───── Records for this task

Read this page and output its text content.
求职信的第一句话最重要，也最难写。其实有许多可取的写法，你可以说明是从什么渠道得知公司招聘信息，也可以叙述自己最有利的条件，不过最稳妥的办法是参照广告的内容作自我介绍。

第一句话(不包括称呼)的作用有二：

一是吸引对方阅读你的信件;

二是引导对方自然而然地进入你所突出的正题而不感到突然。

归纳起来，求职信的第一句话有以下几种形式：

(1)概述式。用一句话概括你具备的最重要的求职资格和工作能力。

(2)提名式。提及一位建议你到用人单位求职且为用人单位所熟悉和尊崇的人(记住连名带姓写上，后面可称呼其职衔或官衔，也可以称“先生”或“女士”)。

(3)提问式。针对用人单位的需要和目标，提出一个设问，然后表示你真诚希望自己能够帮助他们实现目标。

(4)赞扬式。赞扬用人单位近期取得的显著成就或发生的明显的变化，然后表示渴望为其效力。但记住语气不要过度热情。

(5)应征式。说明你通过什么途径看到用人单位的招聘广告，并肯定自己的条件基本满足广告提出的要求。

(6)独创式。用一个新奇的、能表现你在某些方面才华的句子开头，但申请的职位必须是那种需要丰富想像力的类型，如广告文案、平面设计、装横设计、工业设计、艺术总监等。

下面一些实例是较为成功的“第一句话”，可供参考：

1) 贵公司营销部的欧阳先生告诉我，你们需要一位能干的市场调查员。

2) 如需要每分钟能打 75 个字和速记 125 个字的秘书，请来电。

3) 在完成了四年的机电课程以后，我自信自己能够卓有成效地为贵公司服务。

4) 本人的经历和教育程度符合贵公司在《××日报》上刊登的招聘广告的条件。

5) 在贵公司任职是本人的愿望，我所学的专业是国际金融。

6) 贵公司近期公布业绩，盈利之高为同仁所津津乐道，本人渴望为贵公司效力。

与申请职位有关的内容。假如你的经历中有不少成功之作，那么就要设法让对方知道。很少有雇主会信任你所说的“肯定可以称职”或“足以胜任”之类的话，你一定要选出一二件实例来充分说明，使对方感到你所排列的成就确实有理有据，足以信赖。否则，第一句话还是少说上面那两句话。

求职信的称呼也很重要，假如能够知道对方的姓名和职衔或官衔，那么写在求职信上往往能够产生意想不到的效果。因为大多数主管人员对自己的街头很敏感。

──────────
───── Records for this task

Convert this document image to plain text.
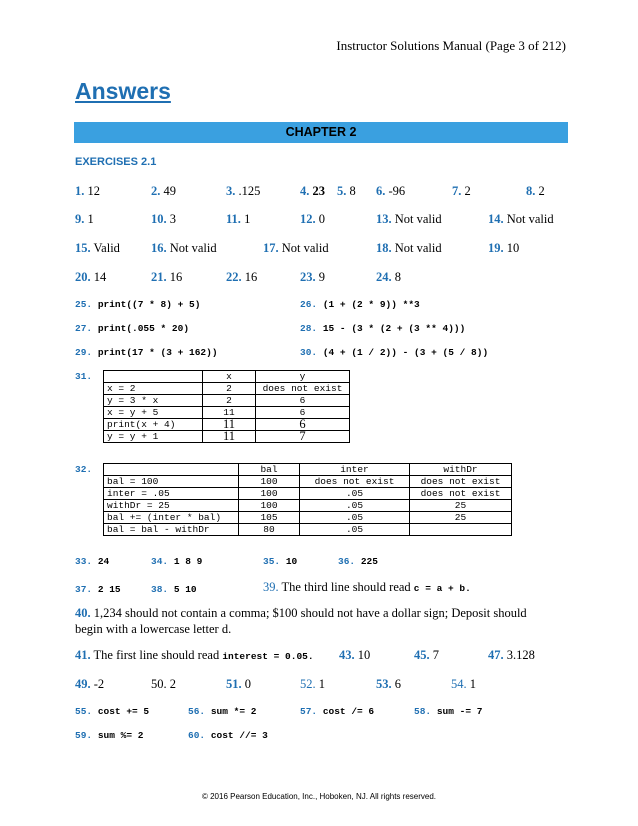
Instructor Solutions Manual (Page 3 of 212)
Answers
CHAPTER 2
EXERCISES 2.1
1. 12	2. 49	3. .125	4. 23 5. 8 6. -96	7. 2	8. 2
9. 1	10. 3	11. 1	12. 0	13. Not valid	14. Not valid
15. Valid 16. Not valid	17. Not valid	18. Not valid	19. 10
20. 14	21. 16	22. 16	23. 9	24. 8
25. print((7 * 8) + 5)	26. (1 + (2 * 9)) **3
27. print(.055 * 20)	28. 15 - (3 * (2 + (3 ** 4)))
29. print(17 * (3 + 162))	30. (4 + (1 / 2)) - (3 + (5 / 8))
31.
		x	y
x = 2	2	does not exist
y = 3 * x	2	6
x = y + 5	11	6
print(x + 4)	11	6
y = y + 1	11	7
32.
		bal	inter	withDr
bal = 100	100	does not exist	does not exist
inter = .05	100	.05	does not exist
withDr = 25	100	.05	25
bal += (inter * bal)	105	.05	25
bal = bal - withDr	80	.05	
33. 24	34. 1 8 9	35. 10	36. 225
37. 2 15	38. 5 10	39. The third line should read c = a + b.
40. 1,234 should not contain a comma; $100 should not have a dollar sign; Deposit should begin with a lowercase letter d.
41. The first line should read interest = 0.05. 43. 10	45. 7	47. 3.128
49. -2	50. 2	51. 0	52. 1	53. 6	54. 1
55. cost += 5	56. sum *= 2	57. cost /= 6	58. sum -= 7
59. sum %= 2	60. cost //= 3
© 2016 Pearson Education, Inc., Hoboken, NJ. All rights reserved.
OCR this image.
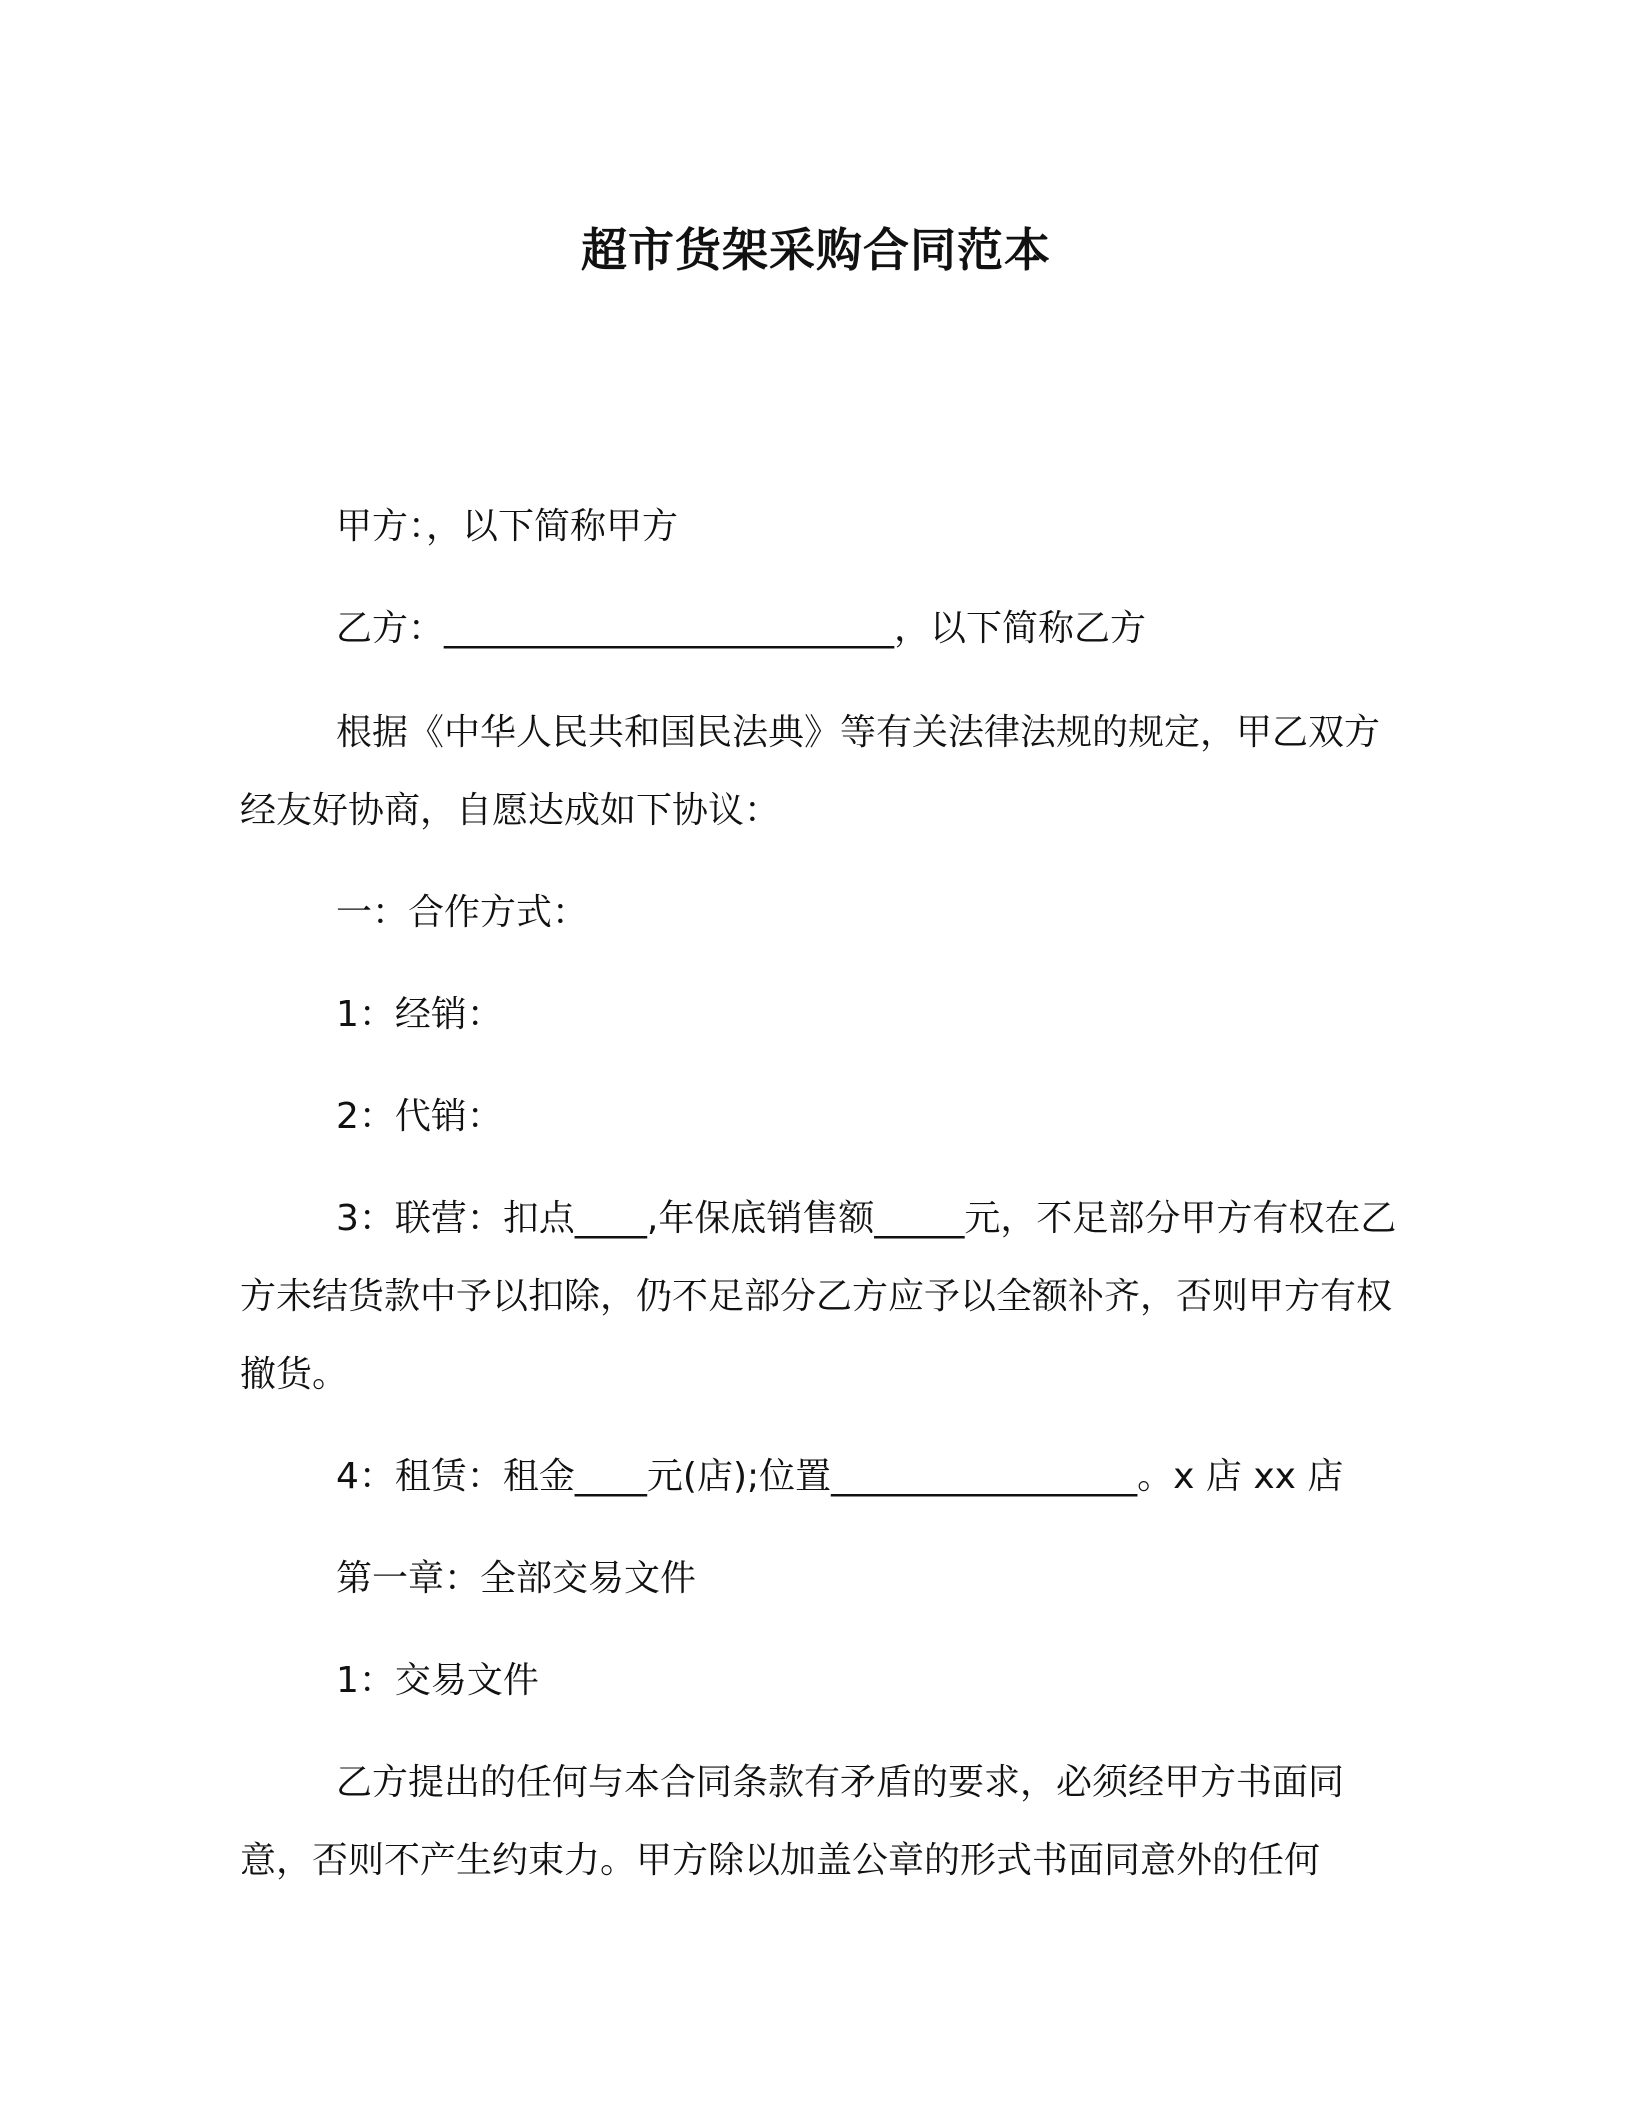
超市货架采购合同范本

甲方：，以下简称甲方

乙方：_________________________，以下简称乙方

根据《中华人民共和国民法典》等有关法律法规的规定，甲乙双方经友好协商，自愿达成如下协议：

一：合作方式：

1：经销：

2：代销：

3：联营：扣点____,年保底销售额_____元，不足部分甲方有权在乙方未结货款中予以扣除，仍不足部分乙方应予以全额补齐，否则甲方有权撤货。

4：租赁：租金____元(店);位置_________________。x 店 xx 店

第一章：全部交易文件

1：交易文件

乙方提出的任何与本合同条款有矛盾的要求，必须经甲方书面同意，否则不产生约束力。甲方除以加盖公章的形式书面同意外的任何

──────────

- Exercise
Identify all lines where the word "exist" shows up. Copy them.

- Exercise solution
x = 2	2	does not exist
bal = 100	100	does not exist	does not exist
inter = .05	100	.05	does not exist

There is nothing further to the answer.